(Directions for this task):
Write out the records below once more, exactly as they stand.

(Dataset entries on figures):
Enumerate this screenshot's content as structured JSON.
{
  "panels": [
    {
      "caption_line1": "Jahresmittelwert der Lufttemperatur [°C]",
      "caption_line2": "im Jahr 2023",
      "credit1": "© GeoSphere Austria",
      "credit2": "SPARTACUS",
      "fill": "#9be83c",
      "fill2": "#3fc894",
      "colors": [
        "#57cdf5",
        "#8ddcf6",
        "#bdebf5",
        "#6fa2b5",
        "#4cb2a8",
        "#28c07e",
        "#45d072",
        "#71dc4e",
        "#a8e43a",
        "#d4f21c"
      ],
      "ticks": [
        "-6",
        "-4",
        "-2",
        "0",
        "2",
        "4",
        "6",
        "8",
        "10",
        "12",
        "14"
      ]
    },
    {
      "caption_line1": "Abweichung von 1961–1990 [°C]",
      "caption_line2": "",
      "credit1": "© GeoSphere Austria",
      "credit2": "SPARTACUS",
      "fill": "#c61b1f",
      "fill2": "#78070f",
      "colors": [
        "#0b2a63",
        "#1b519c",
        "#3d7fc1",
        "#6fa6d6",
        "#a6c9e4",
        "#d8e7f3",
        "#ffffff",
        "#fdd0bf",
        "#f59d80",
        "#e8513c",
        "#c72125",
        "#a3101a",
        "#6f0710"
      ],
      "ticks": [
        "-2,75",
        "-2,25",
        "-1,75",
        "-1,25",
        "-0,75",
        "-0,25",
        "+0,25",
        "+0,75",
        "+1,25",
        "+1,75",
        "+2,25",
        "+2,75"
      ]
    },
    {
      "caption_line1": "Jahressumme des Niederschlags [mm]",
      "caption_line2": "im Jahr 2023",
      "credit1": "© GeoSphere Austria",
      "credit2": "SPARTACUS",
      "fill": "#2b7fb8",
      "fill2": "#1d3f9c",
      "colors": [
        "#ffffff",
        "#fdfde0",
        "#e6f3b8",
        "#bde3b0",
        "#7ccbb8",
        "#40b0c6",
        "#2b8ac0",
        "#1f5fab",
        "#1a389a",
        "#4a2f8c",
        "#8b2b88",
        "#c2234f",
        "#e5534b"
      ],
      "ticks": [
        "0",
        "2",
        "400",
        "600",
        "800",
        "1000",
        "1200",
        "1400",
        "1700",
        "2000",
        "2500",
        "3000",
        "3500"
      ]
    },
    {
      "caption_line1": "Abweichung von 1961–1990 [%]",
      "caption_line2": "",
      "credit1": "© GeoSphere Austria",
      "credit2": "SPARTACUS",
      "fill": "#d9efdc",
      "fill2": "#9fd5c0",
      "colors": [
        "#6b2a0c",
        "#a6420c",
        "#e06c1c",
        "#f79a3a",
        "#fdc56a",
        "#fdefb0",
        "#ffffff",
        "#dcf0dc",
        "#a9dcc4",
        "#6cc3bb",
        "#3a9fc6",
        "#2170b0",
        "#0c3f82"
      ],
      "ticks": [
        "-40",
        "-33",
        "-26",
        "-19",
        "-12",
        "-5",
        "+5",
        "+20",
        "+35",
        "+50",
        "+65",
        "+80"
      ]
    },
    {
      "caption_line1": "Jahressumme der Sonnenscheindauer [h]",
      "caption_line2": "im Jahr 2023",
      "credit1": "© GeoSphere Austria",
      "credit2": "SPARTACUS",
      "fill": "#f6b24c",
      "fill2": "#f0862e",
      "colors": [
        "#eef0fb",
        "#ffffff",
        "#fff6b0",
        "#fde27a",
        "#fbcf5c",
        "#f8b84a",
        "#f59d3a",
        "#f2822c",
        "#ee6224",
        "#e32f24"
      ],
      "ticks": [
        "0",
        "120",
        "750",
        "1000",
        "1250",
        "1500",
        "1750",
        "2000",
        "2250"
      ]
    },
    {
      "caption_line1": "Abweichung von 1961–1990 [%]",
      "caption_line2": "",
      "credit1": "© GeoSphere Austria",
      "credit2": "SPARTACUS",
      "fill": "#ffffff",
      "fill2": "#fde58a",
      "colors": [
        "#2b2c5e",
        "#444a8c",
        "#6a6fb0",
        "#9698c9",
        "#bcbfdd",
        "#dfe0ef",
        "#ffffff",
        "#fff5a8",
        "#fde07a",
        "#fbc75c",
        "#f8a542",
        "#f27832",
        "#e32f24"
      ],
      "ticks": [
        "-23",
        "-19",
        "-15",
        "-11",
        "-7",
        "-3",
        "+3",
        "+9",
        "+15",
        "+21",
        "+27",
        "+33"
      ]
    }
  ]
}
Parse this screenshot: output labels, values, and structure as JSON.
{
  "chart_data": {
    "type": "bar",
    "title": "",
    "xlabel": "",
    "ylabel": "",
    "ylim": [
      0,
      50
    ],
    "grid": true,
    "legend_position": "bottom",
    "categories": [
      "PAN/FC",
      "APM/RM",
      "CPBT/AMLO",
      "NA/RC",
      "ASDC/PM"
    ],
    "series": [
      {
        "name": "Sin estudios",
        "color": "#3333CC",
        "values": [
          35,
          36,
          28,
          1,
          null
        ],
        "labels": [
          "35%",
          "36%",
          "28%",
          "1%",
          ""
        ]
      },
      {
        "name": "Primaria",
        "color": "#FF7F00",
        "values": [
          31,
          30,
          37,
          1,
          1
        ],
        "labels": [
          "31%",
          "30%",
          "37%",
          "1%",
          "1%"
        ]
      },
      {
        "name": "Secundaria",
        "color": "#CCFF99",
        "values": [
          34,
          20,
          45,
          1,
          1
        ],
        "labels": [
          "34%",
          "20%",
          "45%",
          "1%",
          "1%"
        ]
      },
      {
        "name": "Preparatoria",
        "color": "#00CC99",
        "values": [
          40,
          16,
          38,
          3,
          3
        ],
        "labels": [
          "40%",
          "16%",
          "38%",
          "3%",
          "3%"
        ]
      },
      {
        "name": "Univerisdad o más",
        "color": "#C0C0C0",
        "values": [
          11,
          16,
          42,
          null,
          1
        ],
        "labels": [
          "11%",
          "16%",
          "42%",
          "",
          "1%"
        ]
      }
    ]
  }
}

(Reply):
Enumerate this screenshot's content as structured JSON.
{
  "panels": [
    {
      "caption_line1": "Jahresmittelwert der Lufttemperatur [°C]",
      "caption_line2": "im Jahr 2023",
      "credit1": "© GeoSphere Austria",
      "credit2": "SPARTACUS",
      "fill": "#9be83c",
      "fill2": "#3fc894",
      "colors": [
        "#57cdf5",
        "#8ddcf6",
        "#bdebf5",
        "#6fa2b5",
        "#4cb2a8",
        "#28c07e",
        "#45d072",
        "#71dc4e",
        "#a8e43a",
        "#d4f21c"
      ],
      "ticks": [
        "-6",
        "-4",
        "-2",
        "0",
        "2",
        "4",
        "6",
        "8",
        "10",
        "12",
        "14"
      ]
    },
    {
      "caption_line1": "Abweichung von 1961–1990 [°C]",
      "caption_line2": "",
      "credit1": "© GeoSphere Austria",
      "credit2": "SPARTACUS",
      "fill": "#c61b1f",
      "fill2": "#78070f",
      "colors": [
        "#0b2a63",
        "#1b519c",
        "#3d7fc1",
        "#6fa6d6",
        "#a6c9e4",
        "#d8e7f3",
        "#ffffff",
        "#fdd0bf",
        "#f59d80",
        "#e8513c",
        "#c72125",
        "#a3101a",
        "#6f0710"
      ],
      "ticks": [
        "-2,75",
        "-2,25",
        "-1,75",
        "-1,25",
        "-0,75",
        "-0,25",
        "+0,25",
        "+0,75",
        "+1,25",
        "+1,75",
        "+2,25",
        "+2,75"
      ]
    },
    {
      "caption_line1": "Jahressumme des Niederschlags [mm]",
      "caption_line2": "im Jahr 2023",
      "credit1": "© GeoSphere Austria",
      "credit2": "SPARTACUS",
      "fill": "#2b7fb8",
      "fill2": "#1d3f9c",
      "colors": [
        "#ffffff",
        "#fdfde0",
        "#e6f3b8",
        "#bde3b0",
        "#7ccbb8",
        "#40b0c6",
        "#2b8ac0",
        "#1f5fab",
        "#1a389a",
        "#4a2f8c",
        "#8b2b88",
        "#c2234f",
        "#e5534b"
      ],
      "ticks": [
        "0",
        "2",
        "400",
        "600",
        "800",
        "1000",
        "1200",
        "1400",
        "1700",
        "2000",
        "2500",
        "3000",
        "3500"
      ]
    },
    {
      "caption_line1": "Abweichung von 1961–1990 [%]",
      "caption_line2": "",
      "credit1": "© GeoSphere Austria",
      "credit2": "SPARTACUS",
      "fill": "#d9efdc",
      "fill2": "#9fd5c0",
      "colors": [
        "#6b2a0c",
        "#a6420c",
        "#e06c1c",
        "#f79a3a",
        "#fdc56a",
        "#fdefb0",
        "#ffffff",
        "#dcf0dc",
        "#a9dcc4",
        "#6cc3bb",
        "#3a9fc6",
        "#2170b0",
        "#0c3f82"
      ],
      "ticks": [
        "-40",
        "-33",
        "-26",
        "-19",
        "-12",
        "-5",
        "+5",
        "+20",
        "+35",
        "+50",
        "+65",
        "+80"
      ]
    },
    {
      "caption_line1": "Jahressumme der Sonnenscheindauer [h]",
      "caption_line2": "im Jahr 2023",
      "credit1": "© GeoSphere Austria",
      "credit2": "SPARTACUS",
      "fill": "#f6b24c",
      "fill2": "#f0862e",
      "colors": [
        "#eef0fb",
        "#ffffff",
        "#fff6b0",
        "#fde27a",
        "#fbcf5c",
        "#f8b84a",
        "#f59d3a",
        "#f2822c",
        "#ee6224",
        "#e32f24"
      ],
      "ticks": [
        "0",
        "120",
        "750",
        "1000",
        "1250",
        "1500",
        "1750",
        "2000",
        "2250"
      ]
    },
    {
      "caption_line1": "Abweichung von 1961–1990 [%]",
      "caption_line2": "",
      "credit1": "© GeoSphere Austria",
      "credit2": "SPARTACUS",
      "fill": "#ffffff",
      "fill2": "#fde58a",
      "colors": [
        "#2b2c5e",
        "#444a8c",
        "#6a6fb0",
        "#9698c9",
        "#bcbfdd",
        "#dfe0ef",
        "#ffffff",
        "#fff5a8",
        "#fde07a",
        "#fbc75c",
        "#f8a542",
        "#f27832",
        "#e32f24"
      ],
      "ticks": [
        "-23",
        "-19",
        "-15",
        "-11",
        "-7",
        "-3",
        "+3",
        "+9",
        "+15",
        "+21",
        "+27",
        "+33"
      ]
    }
  ]
}
Parse this screenshot: output labels, values, and structure as JSON.
{
  "chart_data": {
    "type": "bar",
    "title": "",
    "xlabel": "",
    "ylabel": "",
    "ylim": [
      0,
      50
    ],
    "grid": true,
    "legend_position": "bottom",
    "categories": [
      "PAN/FC",
      "APM/RM",
      "CPBT/AMLO",
      "NA/RC",
      "ASDC/PM"
    ],
    "series": [
      {
        "name": "Sin estudios",
        "color": "#3333CC",
        "values": [
          35,
          36,
          28,
          1,
          null
        ],
        "labels": [
          "35%",
          "36%",
          "28%",
          "1%",
          ""
        ]
      },
      {
        "name": "Primaria",
        "color": "#FF7F00",
        "values": [
          31,
          30,
          37,
          1,
          1
        ],
        "labels": [
          "31%",
          "30%",
          "37%",
          "1%",
          "1%"
        ]
      },
      {
        "name": "Secundaria",
        "color": "#CCFF99",
        "values": [
          34,
          20,
          45,
          1,
          1
        ],
        "labels": [
          "34%",
          "20%",
          "45%",
          "1%",
          "1%"
        ]
      },
      {
        "name": "Preparatoria",
        "color": "#00CC99",
        "values": [
          40,
          16,
          38,
          3,
          3
        ],
        "labels": [
          "40%",
          "16%",
          "38%",
          "3%",
          "3%"
        ]
      },
      {
        "name": "Univerisdad o más",
        "color": "#C0C0C0",
        "values": [
          11,
          16,
          42,
          null,
          1
        ],
        "labels": [
          "11%",
          "16%",
          "42%",
          "",
          "1%"
        ]
      }
    ]
  }
}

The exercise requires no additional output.